• What this task involves
Reproduce the records below unchanged, from their first line down to and including the line that contains "- index-value: 112: [2076, 68, 2140, 113]".
[start of Raw data]
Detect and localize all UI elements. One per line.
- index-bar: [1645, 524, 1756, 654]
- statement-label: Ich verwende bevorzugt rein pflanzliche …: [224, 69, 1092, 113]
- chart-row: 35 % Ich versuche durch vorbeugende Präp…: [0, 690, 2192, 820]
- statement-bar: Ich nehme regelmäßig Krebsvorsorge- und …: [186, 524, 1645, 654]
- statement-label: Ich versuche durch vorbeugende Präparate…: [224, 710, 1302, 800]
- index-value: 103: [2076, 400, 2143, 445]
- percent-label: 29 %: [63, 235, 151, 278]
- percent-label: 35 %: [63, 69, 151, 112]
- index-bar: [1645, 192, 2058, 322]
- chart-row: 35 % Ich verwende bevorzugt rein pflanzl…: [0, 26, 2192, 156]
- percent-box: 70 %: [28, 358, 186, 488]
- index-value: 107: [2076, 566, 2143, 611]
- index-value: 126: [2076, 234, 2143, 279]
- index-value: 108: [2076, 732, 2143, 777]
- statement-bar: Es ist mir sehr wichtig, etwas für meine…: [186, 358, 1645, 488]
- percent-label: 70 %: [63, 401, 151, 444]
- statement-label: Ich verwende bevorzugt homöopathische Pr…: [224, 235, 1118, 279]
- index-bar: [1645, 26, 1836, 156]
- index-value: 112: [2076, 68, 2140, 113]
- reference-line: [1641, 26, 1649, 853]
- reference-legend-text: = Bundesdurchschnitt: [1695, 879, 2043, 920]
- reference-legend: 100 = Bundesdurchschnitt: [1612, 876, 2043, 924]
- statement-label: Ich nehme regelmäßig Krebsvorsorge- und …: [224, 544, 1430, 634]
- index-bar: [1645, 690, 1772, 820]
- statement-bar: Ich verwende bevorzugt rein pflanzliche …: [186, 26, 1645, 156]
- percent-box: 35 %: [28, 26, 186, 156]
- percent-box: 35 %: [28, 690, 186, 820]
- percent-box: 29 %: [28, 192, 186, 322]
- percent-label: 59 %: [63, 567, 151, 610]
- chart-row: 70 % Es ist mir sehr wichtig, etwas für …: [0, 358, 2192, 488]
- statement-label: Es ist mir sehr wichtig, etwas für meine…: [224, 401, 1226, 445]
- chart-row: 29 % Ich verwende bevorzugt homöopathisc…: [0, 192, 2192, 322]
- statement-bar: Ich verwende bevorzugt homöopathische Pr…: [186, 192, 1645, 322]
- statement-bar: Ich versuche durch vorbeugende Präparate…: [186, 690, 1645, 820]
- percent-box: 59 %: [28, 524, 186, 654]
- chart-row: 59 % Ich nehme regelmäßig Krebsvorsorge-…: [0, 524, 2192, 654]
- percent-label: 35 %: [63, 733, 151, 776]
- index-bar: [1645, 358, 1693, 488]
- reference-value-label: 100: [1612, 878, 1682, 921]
[end of Raw data]
• Response to this exercise
Detect and localize all UI elements. One per line.
- index-bar: [1645, 524, 1756, 654]
- statement-label: Ich verwende bevorzugt rein pflanzliche …: [224, 69, 1092, 113]
- chart-row: 35 % Ich versuche durch vorbeugende Präp…: [0, 690, 2192, 820]
- statement-bar: Ich nehme regelmäßig Krebsvorsorge- und …: [186, 524, 1645, 654]
- statement-label: Ich versuche durch vorbeugende Präparate…: [224, 710, 1302, 800]
- index-value: 103: [2076, 400, 2143, 445]
- percent-label: 29 %: [63, 235, 151, 278]
- percent-label: 35 %: [63, 69, 151, 112]
- index-bar: [1645, 192, 2058, 322]
- chart-row: 35 % Ich verwende bevorzugt rein pflanzl…: [0, 26, 2192, 156]
- percent-box: 70 %: [28, 358, 186, 488]
- index-value: 107: [2076, 566, 2143, 611]
- index-value: 126: [2076, 234, 2143, 279]
- index-value: 108: [2076, 732, 2143, 777]
- statement-bar: Es ist mir sehr wichtig, etwas für meine…: [186, 358, 1645, 488]
- percent-label: 70 %: [63, 401, 151, 444]
- statement-label: Ich verwende bevorzugt homöopathische Pr…: [224, 235, 1118, 279]
- index-bar: [1645, 26, 1836, 156]
- index-value: 112: [2076, 68, 2140, 113]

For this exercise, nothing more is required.